Dataset listings of figures
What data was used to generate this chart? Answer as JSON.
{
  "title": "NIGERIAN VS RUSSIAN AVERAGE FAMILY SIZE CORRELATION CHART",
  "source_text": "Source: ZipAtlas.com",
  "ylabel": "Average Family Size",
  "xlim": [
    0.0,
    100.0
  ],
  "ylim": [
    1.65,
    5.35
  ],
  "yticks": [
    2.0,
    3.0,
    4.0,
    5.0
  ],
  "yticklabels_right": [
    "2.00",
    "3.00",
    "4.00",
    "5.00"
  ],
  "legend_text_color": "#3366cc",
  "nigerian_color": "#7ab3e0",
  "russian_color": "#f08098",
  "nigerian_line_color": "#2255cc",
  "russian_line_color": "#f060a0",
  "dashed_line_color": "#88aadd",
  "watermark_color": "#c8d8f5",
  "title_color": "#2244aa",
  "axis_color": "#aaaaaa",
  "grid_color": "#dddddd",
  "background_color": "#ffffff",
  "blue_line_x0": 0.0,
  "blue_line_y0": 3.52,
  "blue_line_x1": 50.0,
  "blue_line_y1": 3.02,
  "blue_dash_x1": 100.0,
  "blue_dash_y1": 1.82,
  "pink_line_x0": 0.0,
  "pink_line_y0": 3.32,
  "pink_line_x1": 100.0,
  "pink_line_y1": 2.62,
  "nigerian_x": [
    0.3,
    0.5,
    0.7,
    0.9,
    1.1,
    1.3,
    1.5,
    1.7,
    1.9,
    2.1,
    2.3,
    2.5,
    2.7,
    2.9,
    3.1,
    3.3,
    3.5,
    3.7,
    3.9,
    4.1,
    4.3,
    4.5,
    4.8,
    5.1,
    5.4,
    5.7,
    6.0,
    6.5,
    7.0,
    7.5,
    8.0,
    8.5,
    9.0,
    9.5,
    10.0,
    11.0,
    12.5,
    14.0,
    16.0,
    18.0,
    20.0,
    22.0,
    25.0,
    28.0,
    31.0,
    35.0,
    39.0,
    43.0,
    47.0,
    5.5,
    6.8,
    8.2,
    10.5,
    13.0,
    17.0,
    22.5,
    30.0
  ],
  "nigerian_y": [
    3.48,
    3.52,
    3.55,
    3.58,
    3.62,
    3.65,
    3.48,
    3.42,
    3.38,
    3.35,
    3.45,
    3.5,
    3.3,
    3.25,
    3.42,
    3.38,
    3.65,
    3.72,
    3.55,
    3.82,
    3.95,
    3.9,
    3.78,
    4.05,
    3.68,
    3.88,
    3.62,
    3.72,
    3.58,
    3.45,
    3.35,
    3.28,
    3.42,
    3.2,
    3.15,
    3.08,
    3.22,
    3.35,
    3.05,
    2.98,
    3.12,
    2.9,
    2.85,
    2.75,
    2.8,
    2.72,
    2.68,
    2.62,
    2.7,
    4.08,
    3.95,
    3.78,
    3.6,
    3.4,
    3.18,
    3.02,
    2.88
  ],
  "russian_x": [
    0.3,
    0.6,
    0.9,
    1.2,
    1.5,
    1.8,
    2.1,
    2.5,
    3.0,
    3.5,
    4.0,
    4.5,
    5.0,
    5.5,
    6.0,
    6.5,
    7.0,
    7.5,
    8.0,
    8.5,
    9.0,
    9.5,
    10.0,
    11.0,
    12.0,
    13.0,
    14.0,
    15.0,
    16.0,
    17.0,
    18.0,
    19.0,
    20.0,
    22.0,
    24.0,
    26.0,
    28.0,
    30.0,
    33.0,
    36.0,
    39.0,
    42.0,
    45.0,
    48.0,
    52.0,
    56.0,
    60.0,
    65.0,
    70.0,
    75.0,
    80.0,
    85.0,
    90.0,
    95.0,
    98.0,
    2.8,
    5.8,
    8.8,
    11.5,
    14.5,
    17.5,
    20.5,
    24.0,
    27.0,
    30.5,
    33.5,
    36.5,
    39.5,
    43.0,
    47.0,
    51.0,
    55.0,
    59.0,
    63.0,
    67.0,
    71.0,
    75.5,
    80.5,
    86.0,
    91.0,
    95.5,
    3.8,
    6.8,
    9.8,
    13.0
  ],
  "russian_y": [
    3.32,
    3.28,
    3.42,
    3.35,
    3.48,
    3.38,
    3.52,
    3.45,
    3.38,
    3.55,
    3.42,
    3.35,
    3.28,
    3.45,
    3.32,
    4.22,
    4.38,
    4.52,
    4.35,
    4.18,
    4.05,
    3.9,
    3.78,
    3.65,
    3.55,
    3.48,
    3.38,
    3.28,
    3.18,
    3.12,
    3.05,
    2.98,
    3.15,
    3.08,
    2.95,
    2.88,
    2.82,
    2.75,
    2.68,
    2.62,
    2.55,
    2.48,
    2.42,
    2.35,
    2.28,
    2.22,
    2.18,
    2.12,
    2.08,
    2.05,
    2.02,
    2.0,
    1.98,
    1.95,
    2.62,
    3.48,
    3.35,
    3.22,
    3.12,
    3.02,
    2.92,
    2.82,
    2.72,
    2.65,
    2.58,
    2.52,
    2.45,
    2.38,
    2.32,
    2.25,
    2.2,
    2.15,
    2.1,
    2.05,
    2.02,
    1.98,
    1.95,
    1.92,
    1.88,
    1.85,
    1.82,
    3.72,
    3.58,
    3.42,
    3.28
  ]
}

Given problem =
Output every record above exactly as it appears.

Exercise answer =
What data was used to generate this chart? Answer as JSON.
{
  "title": "NIGERIAN VS RUSSIAN AVERAGE FAMILY SIZE CORRELATION CHART",
  "source_text": "Source: ZipAtlas.com",
  "ylabel": "Average Family Size",
  "xlim": [
    0.0,
    100.0
  ],
  "ylim": [
    1.65,
    5.35
  ],
  "yticks": [
    2.0,
    3.0,
    4.0,
    5.0
  ],
  "yticklabels_right": [
    "2.00",
    "3.00",
    "4.00",
    "5.00"
  ],
  "legend_text_color": "#3366cc",
  "nigerian_color": "#7ab3e0",
  "russian_color": "#f08098",
  "nigerian_line_color": "#2255cc",
  "russian_line_color": "#f060a0",
  "dashed_line_color": "#88aadd",
  "watermark_color": "#c8d8f5",
  "title_color": "#2244aa",
  "axis_color": "#aaaaaa",
  "grid_color": "#dddddd",
  "background_color": "#ffffff",
  "blue_line_x0": 0.0,
  "blue_line_y0": 3.52,
  "blue_line_x1": 50.0,
  "blue_line_y1": 3.02,
  "blue_dash_x1": 100.0,
  "blue_dash_y1": 1.82,
  "pink_line_x0": 0.0,
  "pink_line_y0": 3.32,
  "pink_line_x1": 100.0,
  "pink_line_y1": 2.62,
  "nigerian_x": [
    0.3,
    0.5,
    0.7,
    0.9,
    1.1,
    1.3,
    1.5,
    1.7,
    1.9,
    2.1,
    2.3,
    2.5,
    2.7,
    2.9,
    3.1,
    3.3,
    3.5,
    3.7,
    3.9,
    4.1,
    4.3,
    4.5,
    4.8,
    5.1,
    5.4,
    5.7,
    6.0,
    6.5,
    7.0,
    7.5,
    8.0,
    8.5,
    9.0,
    9.5,
    10.0,
    11.0,
    12.5,
    14.0,
    16.0,
    18.0,
    20.0,
    22.0,
    25.0,
    28.0,
    31.0,
    35.0,
    39.0,
    43.0,
    47.0,
    5.5,
    6.8,
    8.2,
    10.5,
    13.0,
    17.0,
    22.5,
    30.0
  ],
  "nigerian_y": [
    3.48,
    3.52,
    3.55,
    3.58,
    3.62,
    3.65,
    3.48,
    3.42,
    3.38,
    3.35,
    3.45,
    3.5,
    3.3,
    3.25,
    3.42,
    3.38,
    3.65,
    3.72,
    3.55,
    3.82,
    3.95,
    3.9,
    3.78,
    4.05,
    3.68,
    3.88,
    3.62,
    3.72,
    3.58,
    3.45,
    3.35,
    3.28,
    3.42,
    3.2,
    3.15,
    3.08,
    3.22,
    3.35,
    3.05,
    2.98,
    3.12,
    2.9,
    2.85,
    2.75,
    2.8,
    2.72,
    2.68,
    2.62,
    2.7,
    4.08,
    3.95,
    3.78,
    3.6,
    3.4,
    3.18,
    3.02,
    2.88
  ],
  "russian_x": [
    0.3,
    0.6,
    0.9,
    1.2,
    1.5,
    1.8,
    2.1,
    2.5,
    3.0,
    3.5,
    4.0,
    4.5,
    5.0,
    5.5,
    6.0,
    6.5,
    7.0,
    7.5,
    8.0,
    8.5,
    9.0,
    9.5,
    10.0,
    11.0,
    12.0,
    13.0,
    14.0,
    15.0,
    16.0,
    17.0,
    18.0,
    19.0,
    20.0,
    22.0,
    24.0,
    26.0,
    28.0,
    30.0,
    33.0,
    36.0,
    39.0,
    42.0,
    45.0,
    48.0,
    52.0,
    56.0,
    60.0,
    65.0,
    70.0,
    75.0,
    80.0,
    85.0,
    90.0,
    95.0,
    98.0,
    2.8,
    5.8,
    8.8,
    11.5,
    14.5,
    17.5,
    20.5,
    24.0,
    27.0,
    30.5,
    33.5,
    36.5,
    39.5,
    43.0,
    47.0,
    51.0,
    55.0,
    59.0,
    63.0,
    67.0,
    71.0,
    75.5,
    80.5,
    86.0,
    91.0,
    95.5,
    3.8,
    6.8,
    9.8,
    13.0
  ],
  "russian_y": [
    3.32,
    3.28,
    3.42,
    3.35,
    3.48,
    3.38,
    3.52,
    3.45,
    3.38,
    3.55,
    3.42,
    3.35,
    3.28,
    3.45,
    3.32,
    4.22,
    4.38,
    4.52,
    4.35,
    4.18,
    4.05,
    3.9,
    3.78,
    3.65,
    3.55,
    3.48,
    3.38,
    3.28,
    3.18,
    3.12,
    3.05,
    2.98,
    3.15,
    3.08,
    2.95,
    2.88,
    2.82,
    2.75,
    2.68,
    2.62,
    2.55,
    2.48,
    2.42,
    2.35,
    2.28,
    2.22,
    2.18,
    2.12,
    2.08,
    2.05,
    2.02,
    2.0,
    1.98,
    1.95,
    2.62,
    3.48,
    3.35,
    3.22,
    3.12,
    3.02,
    2.92,
    2.82,
    2.72,
    2.65,
    2.58,
    2.52,
    2.45,
    2.38,
    2.32,
    2.25,
    2.2,
    2.15,
    2.1,
    2.05,
    2.02,
    1.98,
    1.95,
    1.92,
    1.88,
    1.85,
    1.82,
    3.72,
    3.58,
    3.42,
    3.28
  ]
}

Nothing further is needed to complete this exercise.